## Jobs:
1. Reproduce the drilling rig article word for word, from "Meet the Drilling" to "purpose — to drill oil, gas or geothermal wells.".
2. Continue the article about drilling rigs from its last sentence.

--- begin Article ---

Meet the Drilling Rig

The drilling rig is a machine designed for a single purpose: To drill oil, gas and geothermal wells. Rigs are often purpose designed for special conditions, such as searing desert heat or frigid Arctic conditions, and that’s just on land! Similarly, offshore rigs have been ingeniously designed to drill in water depths from a couple dozen feet to more than 10,000 feet. This module will also distinguish between fixed, offshore production platforms and mobile, offshore rigs. Learn about the different types of rigs and how they function. Then, move on to other modules in this section.

A drilling rig is a complex piece of machinery designed for a single purpose — to drill oil, gas or geothermal wells.

Narration Transcript

The modern drilling rig is a complex piece of machinery designed for a single purpose – to drill oil, gas or geothermal wells. From today’s drilling rigs, wells can be drilled to subterranean depths greater than twelve thousand meters. The pinpoint precision of modern drilling operations can also land a horizontal well more than eleven thousand meters long, within a target of only a few meters. Offshore drilling rigs can accomplish such feats in water depths of ten thousand feet or even deeper.

It requires a high degree of precision to drill a well to such pinpoint accuracy – especially when the drilling takes place thousands of feet below the surface of the earth. This high degree of accuracy has been compared to the space program.

Most drilling rigs, whether land or offshore, are mobile and can be moved from location to location quickly and efficiently. Drilling rigs often work in hostile environments -- burning deserts, the Arctic or ultra deepwater.

Consequently, rigs are often designed for specific purposes. Let’s review just a sampling.

Rigs designed to operate under Arctic conditions are necessarily winterized, with heating and cooling systems for the rig floor, drill pipe, casing storage and other areas. Often, Arctic rigs are modular in design for simpler construction at the well site and can skid over short distances from well to well.

Conversely, desert rigs are equipped to operate in searing dry heat. Many of these rigs are specifically designed with oversize tires to traverse the roadless sands of the tough desert environment. These tires, which can be as large as twelve feet, or four meters, in diameter, allow the rig to be pulled to the next drilling location by truck or tractor.

More recently, “walking rigs” were developed for efficient drilling in unconventional formations where several wells are to be drilled within a small footprint. The bulk of the rig, including mast and substructure is able to walk short distance to the next location. These rigs require additional structural reinforcement, and feature complex designs.

--- end Article ---
--- begin Raw data ---

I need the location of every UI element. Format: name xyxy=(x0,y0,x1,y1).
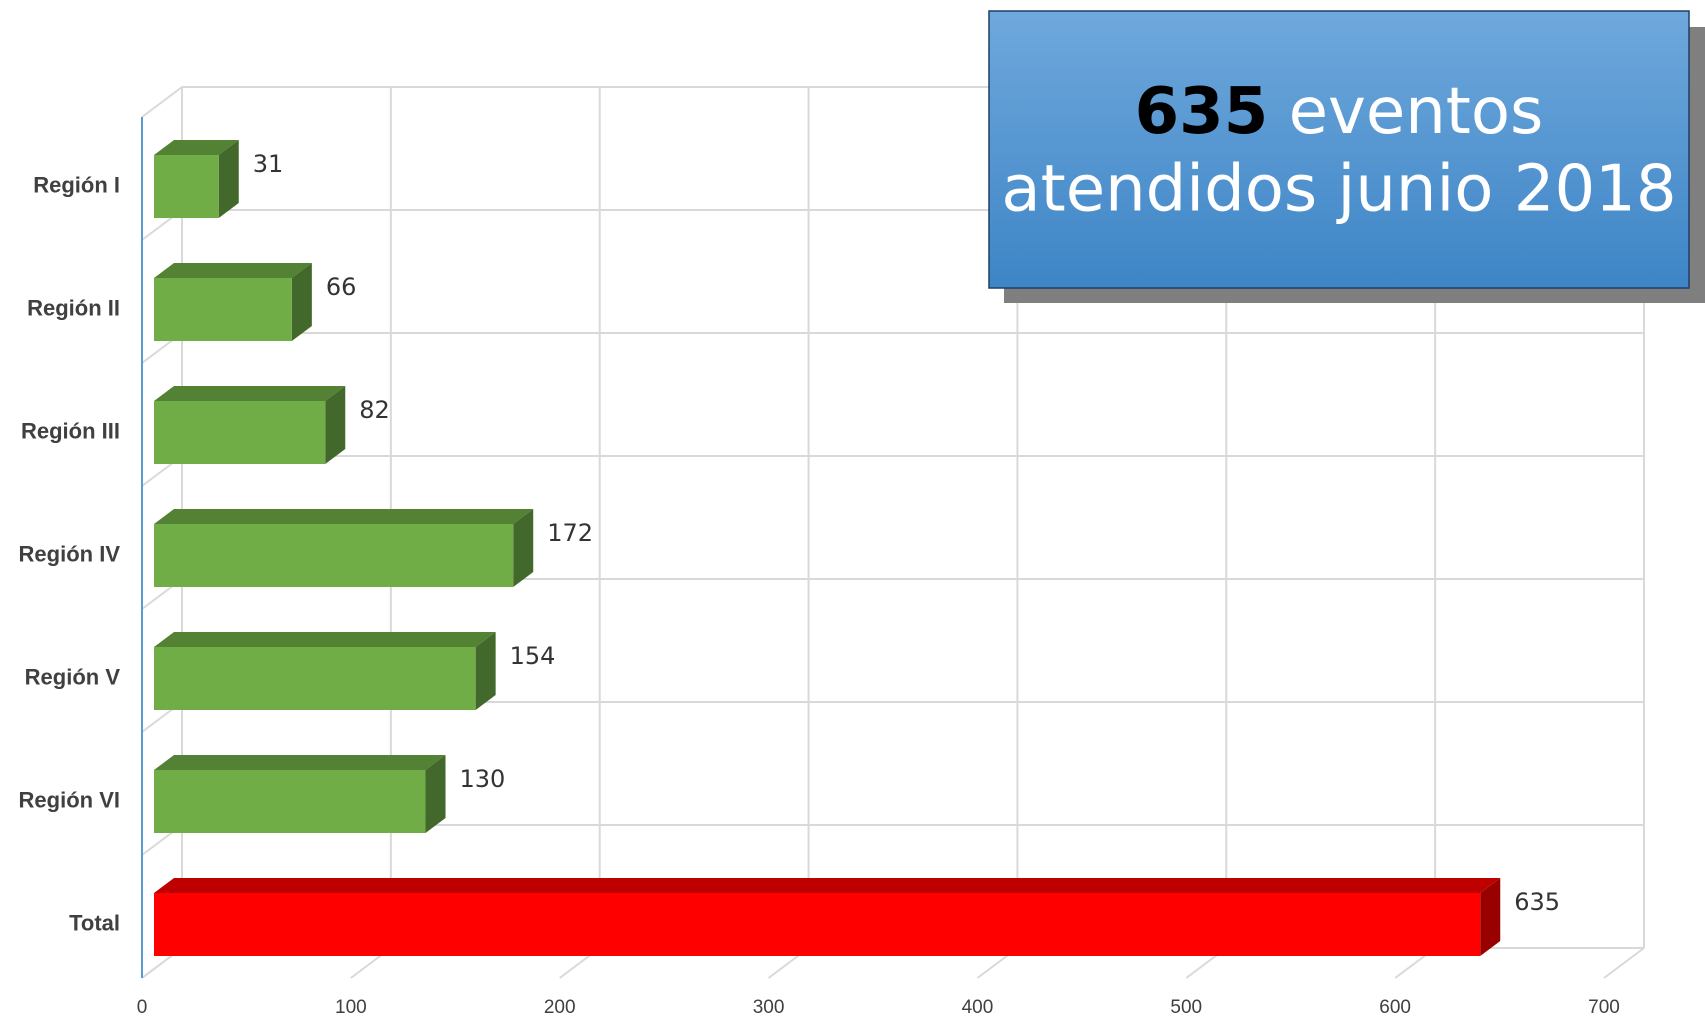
x-tick-label: 200 xyxy=(544,997,576,1018)
bar-front xyxy=(154,524,514,587)
box xyxy=(988,10,1690,289)
y-tick-label: Región IV xyxy=(19,541,121,566)
bar-top xyxy=(154,509,534,524)
bar xyxy=(154,878,1501,956)
bar-side xyxy=(291,263,312,341)
bar-side xyxy=(218,140,239,218)
bar-side xyxy=(513,509,534,587)
x-tick-label: 500 xyxy=(1170,997,1202,1018)
bar-front xyxy=(154,401,326,464)
bar xyxy=(154,632,496,710)
bar-top xyxy=(154,755,446,770)
x-tick-label: 700 xyxy=(1588,997,1620,1018)
x-tick-label: 600 xyxy=(1379,997,1411,1018)
bar-top xyxy=(154,140,239,155)
bar-top xyxy=(154,632,496,647)
bar xyxy=(154,263,312,341)
floor-line xyxy=(1603,947,1645,979)
y-tick-label: Región V xyxy=(25,664,121,689)
bar xyxy=(154,140,239,218)
bar-front xyxy=(154,155,219,218)
y-tick-label: Región II xyxy=(27,295,120,320)
y-tick-label: Total xyxy=(69,910,120,935)
value-label: 172 xyxy=(547,519,593,547)
bar-front xyxy=(154,770,426,833)
y-tick-label: Región III xyxy=(21,418,120,443)
bar-top xyxy=(154,386,346,401)
bar xyxy=(154,755,446,833)
bar-front xyxy=(154,893,1481,956)
bar-side xyxy=(1480,878,1501,956)
bar xyxy=(154,386,346,464)
value-label: 635 xyxy=(1514,888,1560,916)
annotation-highlight: 635 xyxy=(1135,75,1269,149)
bar-side xyxy=(475,632,496,710)
y-tick-label: Región VI xyxy=(19,787,120,812)
bar-side xyxy=(425,755,446,833)
x-tick-label: 0 xyxy=(137,997,148,1018)
bar-front xyxy=(154,278,292,341)
y-tick-label: Región I xyxy=(33,172,120,197)
value-label: 66 xyxy=(326,273,357,301)
value-label: 154 xyxy=(510,642,556,670)
annotation-line2: atendidos junio 2018 xyxy=(1001,153,1676,227)
value-label: 82 xyxy=(359,396,390,424)
plot: 0 100 200 300 400 500 600 700 Región I 31 Región I… xyxy=(19,86,1645,1018)
bar-side xyxy=(325,386,346,464)
value-label: 130 xyxy=(460,765,506,793)
bar-top xyxy=(154,263,312,278)
annotation-box: 635 eventos atendidos junio 2018 xyxy=(988,10,1705,303)
bar-top xyxy=(154,878,1501,893)
left-wall-line xyxy=(141,86,183,118)
annotation-line1: 635 eventos xyxy=(1135,75,1544,149)
bar xyxy=(154,509,534,587)
bar-front xyxy=(154,647,476,710)
x-tick-label: 300 xyxy=(753,997,785,1018)
value-label: 31 xyxy=(253,150,284,178)
x-tick-label: 400 xyxy=(962,997,994,1018)
x-tick-label: 100 xyxy=(335,997,367,1018)
annotation-text: eventos xyxy=(1289,75,1544,149)
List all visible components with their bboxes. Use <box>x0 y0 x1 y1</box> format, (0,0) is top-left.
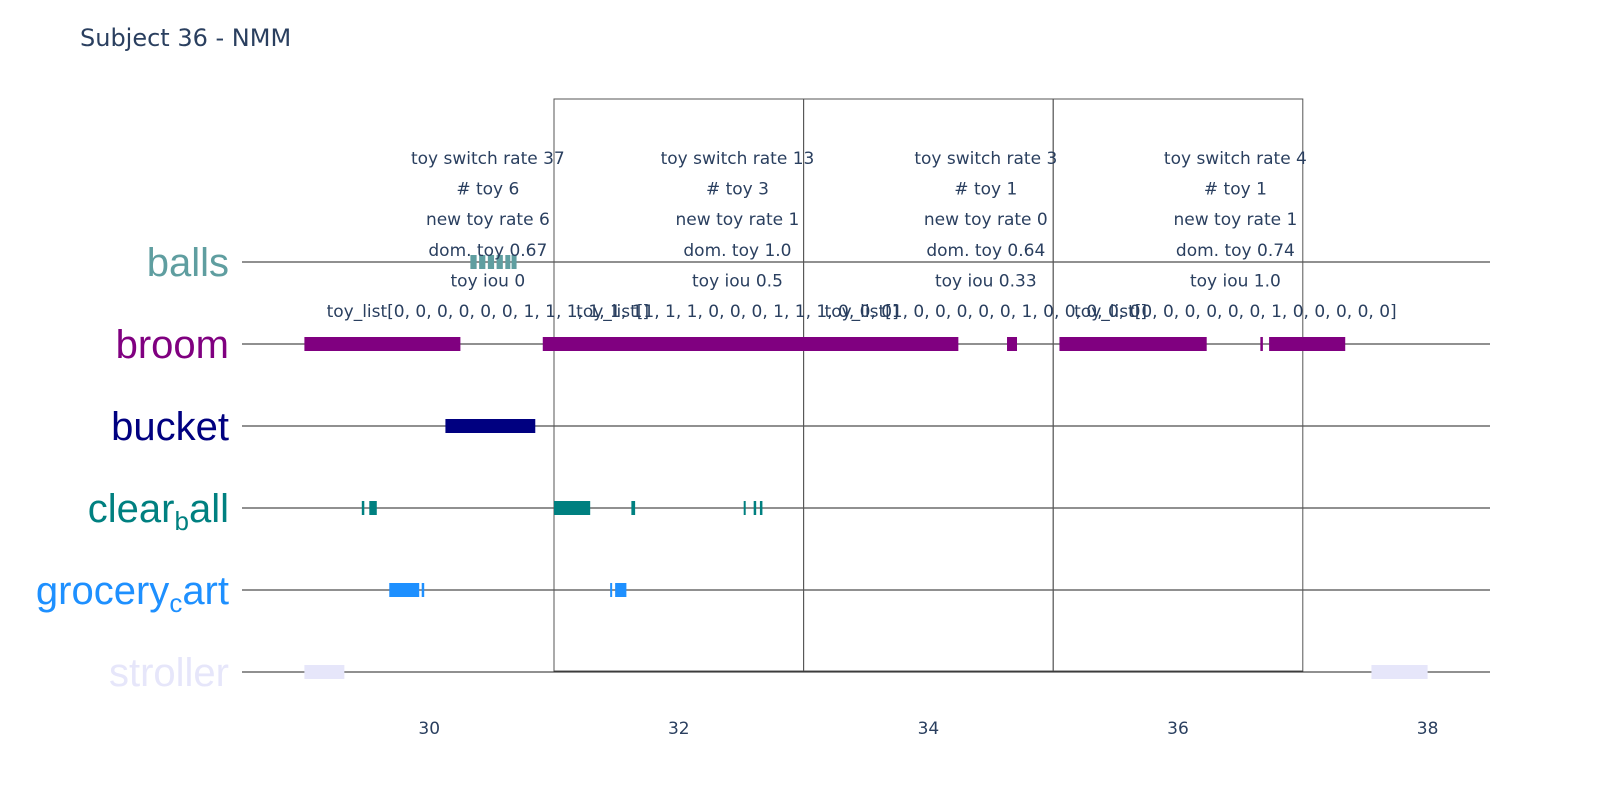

--- end Raw data ---

## Answers for this exercise:
1.
Meet the Drilling Rig

The drilling rig is a machine designed for a single purpose: To drill oil, gas and geothermal wells. Rigs are often purpose designed for special conditions, such as searing desert heat or frigid Arctic conditions, and that’s just on land! Similarly, offshore rigs have been ingeniously designed to drill in water depths from a couple dozen feet to more than 10,000 feet. This module will also distinguish between fixed, offshore production platforms and mobile, offshore rigs. Learn about the different types of rigs and how they function. Then, move on to other modules in this section.

A drilling rig is a complex piece of machinery designed for a single purpose — to drill oil, gas or geothermal wells.

2.
The quest for offshore oil began in the early Twentieth Century, with wells drilled from fixed platforms. Early drilling platforms were simply piers out into the ocean, as this photo from California dated circa 1905 shows. Later, stand-alone platforms were developed, allowing drilling to take place in much deeper water.

Many different platform designs have been introduced over the decades, each stepping out farther into deepwater than its predecessor. Fixed platforms not only drill for oil or gas, but also produce the resource.

As technology developed, and drilling moved into deeper water, explorers designed platforms from concrete and/or steel, with legs anchored securely into the seabed. This photo shows a steel jacket ready to tow out to deepwater. Once the jacket is set into the seabed, the drilling rig and equipment are set into place. These types of platforms served well in water depths up to about thirteen hundred feet, or approximately four hundred thirty meters.

Platform rigs themselves are essentially of the same design and construction as typical land rigs, but are set up on large bottom-supported structures fixed into the seabed by any of several methods.

To reach greater depths, the tension-leg platform was invented. Tension-leg platforms are permanently moored in place by steel tendons. These types of platforms can operate in water depths approaching three thousand feet, or roughly one thousand meters.

The spar platform can drill and produce in water deeper than any other fixed installation. Among platforms, spars make it possible to drill and produce in the deepest water. The platform consists of a large-diameter, vertical cylinder supporting the drilling hull. The cylinder is permanently moored to the sea floor and is weighted at the bottom to lower the center of gravity and provide stability.

Most offshore drilling worldwide today is performed by mobile offshore drilling units, or MODUs for short. These drilling units are designed for specific water-depth ranges, from very shallow to as deep as twelve thousand feet, or approximately four thousand meters.

On the shallow end of the water-depth spectrum are posted barges. Barges are bottom-founded rigs, meaning that the vessel sits on the seabed.

Posted barges, which typically operate in eight to twenty feet of water, are simply elevated structures built above a barge. The barge will sink to the bottom of the shallow waterway when ballast water is taken on, leaving the main hull elevated above the water. The elevated section contains all personnel accommodations, power generation, liquid storage, mud pumps and other necessary equipment. The drilling package is usually located at one end of the barge.

The most versatile bottom-supported offshore rig is the jackup. These are the workhorses of shallow-water drilling. Jackups can operate in water depths up to four hundred feet, or approximately one hundred twenty meters.

Jackups are towed to the drilling location. Like drilling barges, jackups are bottom-supported machines, but with important differences. The upper hull of the jackup is supported by three or four legs.

However, instead of ballasting pontoons down to the sea floor for support, while the upper hull remains stationary, the jackup’s legs are lowered to the sea floor to support the vessel. Once the legs are satisfactorily set on the sea floor, the hull is literally “jacked up” and raised to a predetermined level above the sea, usually fifty to seventy feet. This is called the “air gap”.

Reaching water depths beyond jackup depths with a mobile rig means the rig must float. There are two types of these floating rigs – semisubmersibles and drillships.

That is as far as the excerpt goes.